> Problem requirements
Here are some records; return them all exactly.

^^^^^^^^

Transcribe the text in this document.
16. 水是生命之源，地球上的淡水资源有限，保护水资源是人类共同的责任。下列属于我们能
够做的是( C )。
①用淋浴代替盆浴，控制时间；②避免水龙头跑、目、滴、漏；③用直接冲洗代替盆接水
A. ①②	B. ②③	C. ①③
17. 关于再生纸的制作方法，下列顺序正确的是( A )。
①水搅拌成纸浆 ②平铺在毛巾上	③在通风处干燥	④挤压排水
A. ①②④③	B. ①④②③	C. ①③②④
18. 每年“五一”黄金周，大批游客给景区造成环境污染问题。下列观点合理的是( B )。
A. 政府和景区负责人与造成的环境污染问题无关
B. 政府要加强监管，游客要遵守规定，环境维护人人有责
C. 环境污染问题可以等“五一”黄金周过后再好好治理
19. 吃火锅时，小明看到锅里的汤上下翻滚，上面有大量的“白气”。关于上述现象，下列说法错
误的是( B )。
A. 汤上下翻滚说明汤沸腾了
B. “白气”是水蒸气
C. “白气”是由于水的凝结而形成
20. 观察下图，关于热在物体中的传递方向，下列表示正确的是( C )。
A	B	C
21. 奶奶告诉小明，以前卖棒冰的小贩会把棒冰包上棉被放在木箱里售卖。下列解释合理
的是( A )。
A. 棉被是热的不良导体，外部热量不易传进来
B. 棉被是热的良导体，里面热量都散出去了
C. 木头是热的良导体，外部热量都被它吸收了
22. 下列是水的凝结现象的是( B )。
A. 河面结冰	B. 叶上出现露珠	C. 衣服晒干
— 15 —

^^^^^^^^

> Answer below
Transcribe the text in this document.
16. 水是生命之源，地球上的淡水资源有限，保护水资源是人类共同的责任。下列属于我们能
够做的是( C )。
①用淋浴代替盆浴，控制时间；②避免水龙头跑、目、滴、漏；③用直接冲洗代替盆接水
A. ①②	B. ②③	C. ①③
17. 关于再生纸的制作方法，下列顺序正确的是( A )。
①水搅拌成纸浆 ②平铺在毛巾上	③在通风处干燥	④挤压排水
A. ①②④③	B. ①④②③	C. ①③②④
18. 每年“五一”黄金周，大批游客给景区造成环境污染问题。下列观点合理的是( B )。
A. 政府和景区负责人与造成的环境污染问题无关
B. 政府要加强监管，游客要遵守规定，环境维护人人有责
C. 环境污染问题可以等“五一”黄金周过后再好好治理
19. 吃火锅时，小明看到锅里的汤上下翻滚，上面有大量的“白气”。关于上述现象，下列说法错
误的是( B )。
A. 汤上下翻滚说明汤沸腾了
B. “白气”是水蒸气
C. “白气”是由于水的凝结而形成
20. 观察下图，关于热在物体中的传递方向，下列表示正确的是( C )。
A	B	C
21. 奶奶告诉小明，以前卖棒冰的小贩会把棒冰包上棉被放在木箱里售卖。下列解释合理
的是( A )。
A. 棉被是热的不良导体，外部热量不易传进来
B. 棉被是热的良导体，里面热量都散出去了
C. 木头是热的良导体，外部热量都被它吸收了
22. 下列是水的凝结现象的是( B )。
A. 河面结冰	B. 叶上出现露珠	C. 衣服晒干
— 15 —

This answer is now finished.